(begin)
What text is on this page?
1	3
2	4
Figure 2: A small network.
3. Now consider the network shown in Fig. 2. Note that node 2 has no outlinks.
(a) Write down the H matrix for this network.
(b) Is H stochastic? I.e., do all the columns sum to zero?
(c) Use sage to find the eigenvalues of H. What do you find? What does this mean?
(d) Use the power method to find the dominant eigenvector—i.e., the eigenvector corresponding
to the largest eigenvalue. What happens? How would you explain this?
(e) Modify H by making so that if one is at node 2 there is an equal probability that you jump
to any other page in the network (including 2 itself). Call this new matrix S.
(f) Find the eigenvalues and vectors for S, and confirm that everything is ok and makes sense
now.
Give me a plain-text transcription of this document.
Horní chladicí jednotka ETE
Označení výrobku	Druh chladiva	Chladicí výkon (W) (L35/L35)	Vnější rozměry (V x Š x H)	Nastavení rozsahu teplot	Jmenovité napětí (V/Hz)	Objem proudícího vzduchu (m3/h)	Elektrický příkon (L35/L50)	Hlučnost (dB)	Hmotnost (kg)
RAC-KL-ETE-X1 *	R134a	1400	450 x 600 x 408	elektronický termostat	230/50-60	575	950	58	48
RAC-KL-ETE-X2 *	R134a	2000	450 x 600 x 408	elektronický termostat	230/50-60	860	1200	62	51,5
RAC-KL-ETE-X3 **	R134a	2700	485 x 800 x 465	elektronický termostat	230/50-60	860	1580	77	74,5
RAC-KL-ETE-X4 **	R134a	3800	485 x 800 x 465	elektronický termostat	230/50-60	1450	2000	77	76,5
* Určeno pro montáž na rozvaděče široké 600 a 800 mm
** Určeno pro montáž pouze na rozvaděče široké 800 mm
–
(end)
**Stated goal**
Repeat the records above exactly, leaving none out.

**Output of the exercise**
What text is on this page?
1	3
2	4
Figure 2: A small network.
3. Now consider the network shown in Fig. 2. Note that node 2 has no outlinks.
(a) Write down the H matrix for this network.
(b) Is H stochastic? I.e., do all the columns sum to zero?
(c) Use sage to find the eigenvalues of H. What do you find? What does this mean?
(d) Use the power method to find the dominant eigenvector—i.e., the eigenvector corresponding
to the largest eigenvalue. What happens? How would you explain this?
(e) Modify H by making so that if one is at node 2 there is an equal probability that you jump
to any other page in the network (including 2 itself). Call this new matrix S.
(f) Find the eigenvalues and vectors for S, and confirm that everything is ok and makes sense
now.
Give me a plain-text transcription of this document.
Horní chladicí jednotka ETE
Označení výrobku	Druh chladiva	Chladicí výkon (W) (L35/L35)	Vnější rozměry (V x Š x H)	Nastavení rozsahu teplot	Jmenovité napětí (V/Hz)	Objem proudícího vzduchu (m3/h)	Elektrický příkon (L35/L50)	Hlučnost (dB)	Hmotnost (kg)
RAC-KL-ETE-X1 *	R134a	1400	450 x 600 x 408	elektronický termostat	230/50-60	575	950	58	48
RAC-KL-ETE-X2 *	R134a	2000	450 x 600 x 408	elektronický termostat	230/50-60	860	1200	62	51,5
RAC-KL-ETE-X3 **	R134a	2700	485 x 800 x 465	elektronický termostat	230/50-60	860	1580	77	74,5
RAC-KL-ETE-X4 **	R134a	3800	485 x 800 x 465	elektronický termostat	230/50-60	1450	2000	77	76,5
* Určeno pro montáž na rozvaděče široké 600 a 800 mm
** Určeno pro montáž pouze na rozvaděče široké 800 mm
–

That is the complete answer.